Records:
┌──
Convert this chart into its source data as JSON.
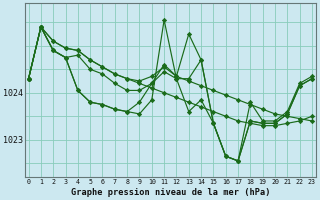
{
  "xlabel": "Graphe pression niveau de la mer (hPa)",
  "background_color": "#cce8f0",
  "plot_bg_color": "#cce8f0",
  "grid_color": "#88ccbb",
  "line_color": "#1a6b1a",
  "x_ticks": [
    0,
    1,
    2,
    3,
    4,
    5,
    6,
    7,
    8,
    9,
    10,
    11,
    12,
    13,
    14,
    15,
    16,
    17,
    18,
    19,
    20,
    21,
    22,
    23
  ],
  "y_ticks": [
    1023,
    1024
  ],
  "ylim": [
    1022.2,
    1025.9
  ],
  "xlim": [
    -0.3,
    23.3
  ],
  "series": [
    [
      1024.3,
      1025.4,
      1024.9,
      1024.75,
      1024.05,
      1023.8,
      1023.75,
      1023.65,
      1023.6,
      1023.55,
      1023.85,
      1025.55,
      1024.3,
      1023.6,
      1023.85,
      1023.35,
      1022.65,
      1022.55,
      1023.4,
      1023.35,
      1023.35,
      1023.55,
      1024.15,
      1024.3
    ],
    [
      1024.3,
      1025.4,
      1024.9,
      1024.75,
      1024.05,
      1023.8,
      1023.75,
      1023.65,
      1023.6,
      1023.8,
      1024.2,
      1024.45,
      1024.3,
      1024.3,
      1024.7,
      1023.35,
      1022.65,
      1022.55,
      1023.4,
      1023.35,
      1023.35,
      1023.55,
      1024.15,
      1024.3
    ],
    [
      1024.3,
      1025.4,
      1024.9,
      1024.75,
      1024.8,
      1024.5,
      1024.4,
      1024.2,
      1024.05,
      1024.05,
      1024.2,
      1024.6,
      1024.35,
      1025.25,
      1024.7,
      1023.35,
      1022.65,
      1022.55,
      1023.8,
      1023.4,
      1023.4,
      1023.6,
      1024.2,
      1024.35
    ],
    [
      1024.3,
      1025.4,
      1025.1,
      1024.95,
      1024.9,
      1024.7,
      1024.55,
      1024.4,
      1024.3,
      1024.25,
      1024.35,
      1024.55,
      1024.35,
      1024.25,
      1024.15,
      1024.05,
      1023.95,
      1023.85,
      1023.75,
      1023.65,
      1023.55,
      1023.5,
      1023.45,
      1023.4
    ],
    [
      1024.3,
      1025.4,
      1025.1,
      1024.95,
      1024.9,
      1024.7,
      1024.55,
      1024.4,
      1024.3,
      1024.2,
      1024.1,
      1024.0,
      1023.9,
      1023.8,
      1023.7,
      1023.6,
      1023.5,
      1023.4,
      1023.35,
      1023.3,
      1023.3,
      1023.35,
      1023.4,
      1023.5
    ]
  ]
}
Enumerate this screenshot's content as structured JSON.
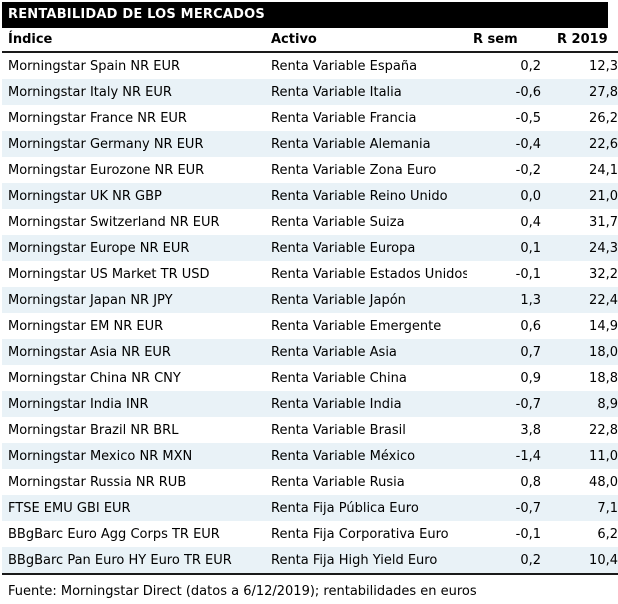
{
  "title": "RENTABILIDAD DE LOS MERCADOS",
  "columns": {
    "indice": "Índice",
    "activo": "Activo",
    "r_sem": "R sem",
    "r_2019": "R 2019"
  },
  "rows": [
    {
      "indice": "Morningstar Spain NR EUR",
      "activo": "Renta Variable España",
      "r_sem": "0,2",
      "r_2019": "12,3"
    },
    {
      "indice": "Morningstar Italy NR EUR",
      "activo": "Renta Variable Italia",
      "r_sem": "-0,6",
      "r_2019": "27,8"
    },
    {
      "indice": "Morningstar France NR EUR",
      "activo": "Renta Variable Francia",
      "r_sem": "-0,5",
      "r_2019": "26,2"
    },
    {
      "indice": "Morningstar Germany NR EUR",
      "activo": "Renta Variable Alemania",
      "r_sem": "-0,4",
      "r_2019": "22,6"
    },
    {
      "indice": "Morningstar Eurozone NR EUR",
      "activo": "Renta Variable Zona Euro",
      "r_sem": "-0,2",
      "r_2019": "24,1"
    },
    {
      "indice": "Morningstar UK NR GBP",
      "activo": "Renta Variable Reino Unido",
      "r_sem": "0,0",
      "r_2019": "21,0"
    },
    {
      "indice": "Morningstar Switzerland NR EUR",
      "activo": "Renta Variable Suiza",
      "r_sem": "0,4",
      "r_2019": "31,7"
    },
    {
      "indice": "Morningstar Europe NR EUR",
      "activo": "Renta Variable Europa",
      "r_sem": "0,1",
      "r_2019": "24,3"
    },
    {
      "indice": "Morningstar US Market TR USD",
      "activo": "Renta Variable Estados Unidos",
      "r_sem": "-0,1",
      "r_2019": "32,2"
    },
    {
      "indice": "Morningstar Japan NR JPY",
      "activo": "Renta Variable Japón",
      "r_sem": "1,3",
      "r_2019": "22,4"
    },
    {
      "indice": "Morningstar EM NR EUR",
      "activo": "Renta Variable Emergente",
      "r_sem": "0,6",
      "r_2019": "14,9"
    },
    {
      "indice": "Morningstar Asia NR EUR",
      "activo": "Renta Variable Asia",
      "r_sem": "0,7",
      "r_2019": "18,0"
    },
    {
      "indice": "Morningstar China NR CNY",
      "activo": "Renta Variable China",
      "r_sem": "0,9",
      "r_2019": "18,8"
    },
    {
      "indice": "Morningstar India INR",
      "activo": "Renta Variable India",
      "r_sem": "-0,7",
      "r_2019": "8,9"
    },
    {
      "indice": "Morningstar Brazil NR BRL",
      "activo": "Renta Variable Brasil",
      "r_sem": "3,8",
      "r_2019": "22,8"
    },
    {
      "indice": "Morningstar Mexico NR MXN",
      "activo": "Renta Variable México",
      "r_sem": "-1,4",
      "r_2019": "11,0"
    },
    {
      "indice": "Morningstar Russia NR RUB",
      "activo": "Renta Variable Rusia",
      "r_sem": "0,8",
      "r_2019": "48,0"
    },
    {
      "indice": "FTSE EMU GBI EUR",
      "activo": "Renta Fija Pública Euro",
      "r_sem": "-0,7",
      "r_2019": "7,1"
    },
    {
      "indice": "BBgBarc Euro Agg Corps TR EUR",
      "activo": "Renta Fija Corporativa Euro",
      "r_sem": "-0,1",
      "r_2019": "6,2"
    },
    {
      "indice": "BBgBarc Pan Euro HY Euro TR EUR",
      "activo": "Renta Fija High Yield Euro",
      "r_sem": "0,2",
      "r_2019": "10,4"
    }
  ],
  "footer": "Fuente: Morningstar Direct (datos a 6/12/2019); rentabilidades en euros",
  "colors": {
    "title_bar_bg": "#000000",
    "title_bar_text": "#ffffff",
    "alt_row_bg": "#e9f2f7",
    "text": "#000000",
    "rule": "#1a1a1a"
  }
}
└──
WHAT TO WORK ON. Copy the records word for word, leaving no picture in the copy.

TASK SOLUTION.
Convert this chart into its source data as JSON.
{
  "xlabel": "Graphe pression niveau de la mer (hPa)",
  "background_color": "#cce8f0",
  "plot_bg_color": "#cce8f0",
  "grid_color": "#88ccbb",
  "line_color": "#1a6b1a",
  "x_ticks": [
    0,
    1,
    2,
    3,
    4,
    5,
    6,
    7,
    8,
    9,
    10,
    11,
    12,
    13,
    14,
    15,
    16,
    17,
    18,
    19,
    20,
    21,
    22,
    23
  ],
  "y_ticks": [
    1023,
    1024
  ],
  "ylim": [
    1022.2,
    1025.9
  ],
  "xlim": [
    -0.3,
    23.3
  ],
  "series": [
    [
      1024.3,
      1025.4,
      1024.9,
      1024.75,
      1024.05,
      1023.8,
      1023.75,
      1023.65,
      1023.6,
      1023.55,
      1023.85,
      1025.55,
      1024.3,
      1023.6,
      1023.85,
      1023.35,
      1022.65,
      1022.55,
      1023.4,
      1023.35,
      1023.35,
      1023.55,
      1024.15,
      1024.3
    ],
    [
      1024.3,
      1025.4,
      1024.9,
      1024.75,
      1024.05,
      1023.8,
      1023.75,
      1023.65,
      1023.6,
      1023.8,
      1024.2,
      1024.45,
      1024.3,
      1024.3,
      1024.7,
      1023.35,
      1022.65,
      1022.55,
      1023.4,
      1023.35,
      1023.35,
      1023.55,
      1024.15,
      1024.3
    ],
    [
      1024.3,
      1025.4,
      1024.9,
      1024.75,
      1024.8,
      1024.5,
      1024.4,
      1024.2,
      1024.05,
      1024.05,
      1024.2,
      1024.6,
      1024.35,
      1025.25,
      1024.7,
      1023.35,
      1022.65,
      1022.55,
      1023.8,
      1023.4,
      1023.4,
      1023.6,
      1024.2,
      1024.35
    ],
    [
      1024.3,
      1025.4,
      1025.1,
      1024.95,
      1024.9,
      1024.7,
      1024.55,
      1024.4,
      1024.3,
      1024.25,
      1024.35,
      1024.55,
      1024.35,
      1024.25,
      1024.15,
      1024.05,
      1023.95,
      1023.85,
      1023.75,
      1023.65,
      1023.55,
      1023.5,
      1023.45,
      1023.4
    ],
    [
      1024.3,
      1025.4,
      1025.1,
      1024.95,
      1024.9,
      1024.7,
      1024.55,
      1024.4,
      1024.3,
      1024.2,
      1024.1,
      1024.0,
      1023.9,
      1023.8,
      1023.7,
      1023.6,
      1023.5,
      1023.4,
      1023.35,
      1023.3,
      1023.3,
      1023.35,
      1023.4,
      1023.5
    ]
  ]
}
Enumerate this screenshot's content as structured JSON.
{
  "title": "RENTABILIDAD DE LOS MERCADOS",
  "columns": {
    "indice": "Índice",
    "activo": "Activo",
    "r_sem": "R sem",
    "r_2019": "R 2019"
  },
  "rows": [
    {
      "indice": "Morningstar Spain NR EUR",
      "activo": "Renta Variable España",
      "r_sem": "0,2",
      "r_2019": "12,3"
    },
    {
      "indice": "Morningstar Italy NR EUR",
      "activo": "Renta Variable Italia",
      "r_sem": "-0,6",
      "r_2019": "27,8"
    },
    {
      "indice": "Morningstar France NR EUR",
      "activo": "Renta Variable Francia",
      "r_sem": "-0,5",
      "r_2019": "26,2"
    },
    {
      "indice": "Morningstar Germany NR EUR",
      "activo": "Renta Variable Alemania",
      "r_sem": "-0,4",
      "r_2019": "22,6"
    },
    {
      "indice": "Morningstar Eurozone NR EUR",
      "activo": "Renta Variable Zona Euro",
      "r_sem": "-0,2",
      "r_2019": "24,1"
    },
    {
      "indice": "Morningstar UK NR GBP",
      "activo": "Renta Variable Reino Unido",
      "r_sem": "0,0",
      "r_2019": "21,0"
    },
    {
      "indice": "Morningstar Switzerland NR EUR",
      "activo": "Renta Variable Suiza",
      "r_sem": "0,4",
      "r_2019": "31,7"
    },
    {
      "indice": "Morningstar Europe NR EUR",
      "activo": "Renta Variable Europa",
      "r_sem": "0,1",
      "r_2019": "24,3"
    },
    {
      "indice": "Morningstar US Market TR USD",
      "activo": "Renta Variable Estados Unidos",
      "r_sem": "-0,1",
      "r_2019": "32,2"
    },
    {
      "indice": "Morningstar Japan NR JPY",
      "activo": "Renta Variable Japón",
      "r_sem": "1,3",
      "r_2019": "22,4"
    },
    {
      "indice": "Morningstar EM NR EUR",
      "activo": "Renta Variable Emergente",
      "r_sem": "0,6",
      "r_2019": "14,9"
    },
    {
      "indice": "Morningstar Asia NR EUR",
      "activo": "Renta Variable Asia",
      "r_sem": "0,7",
      "r_2019": "18,0"
    },
    {
      "indice": "Morningstar China NR CNY",
      "activo": "Renta Variable China",
      "r_sem": "0,9",
      "r_2019": "18,8"
    },
    {
      "indice": "Morningstar India INR",
      "activo": "Renta Variable India",
      "r_sem": "-0,7",
      "r_2019": "8,9"
    },
    {
      "indice": "Morningstar Brazil NR BRL",
      "activo": "Renta Variable Brasil",
      "r_sem": "3,8",
      "r_2019": "22,8"
    },
    {
      "indice": "Morningstar Mexico NR MXN",
      "activo": "Renta Variable México",
      "r_sem": "-1,4",
      "r_2019": "11,0"
    },
    {
      "indice": "Morningstar Russia NR RUB",
      "activo": "Renta Variable Rusia",
      "r_sem": "0,8",
      "r_2019": "48,0"
    },
    {
      "indice": "FTSE EMU GBI EUR",
      "activo": "Renta Fija Pública Euro",
      "r_sem": "-0,7",
      "r_2019": "7,1"
    },
    {
      "indice": "BBgBarc Euro Agg Corps TR EUR",
      "activo": "Renta Fija Corporativa Euro",
      "r_sem": "-0,1",
      "r_2019": "6,2"
    },
    {
      "indice": "BBgBarc Pan Euro HY Euro TR EUR",
      "activo": "Renta Fija High Yield Euro",
      "r_sem": "0,2",
      "r_2019": "10,4"
    }
  ],
  "footer": "Fuente: Morningstar Direct (datos a 6/12/2019); rentabilidades en euros",
  "colors": {
    "title_bar_bg": "#000000",
    "title_bar_text": "#ffffff",
    "alt_row_bg": "#e9f2f7",
    "text": "#000000",
    "rule": "#1a1a1a"
  }
}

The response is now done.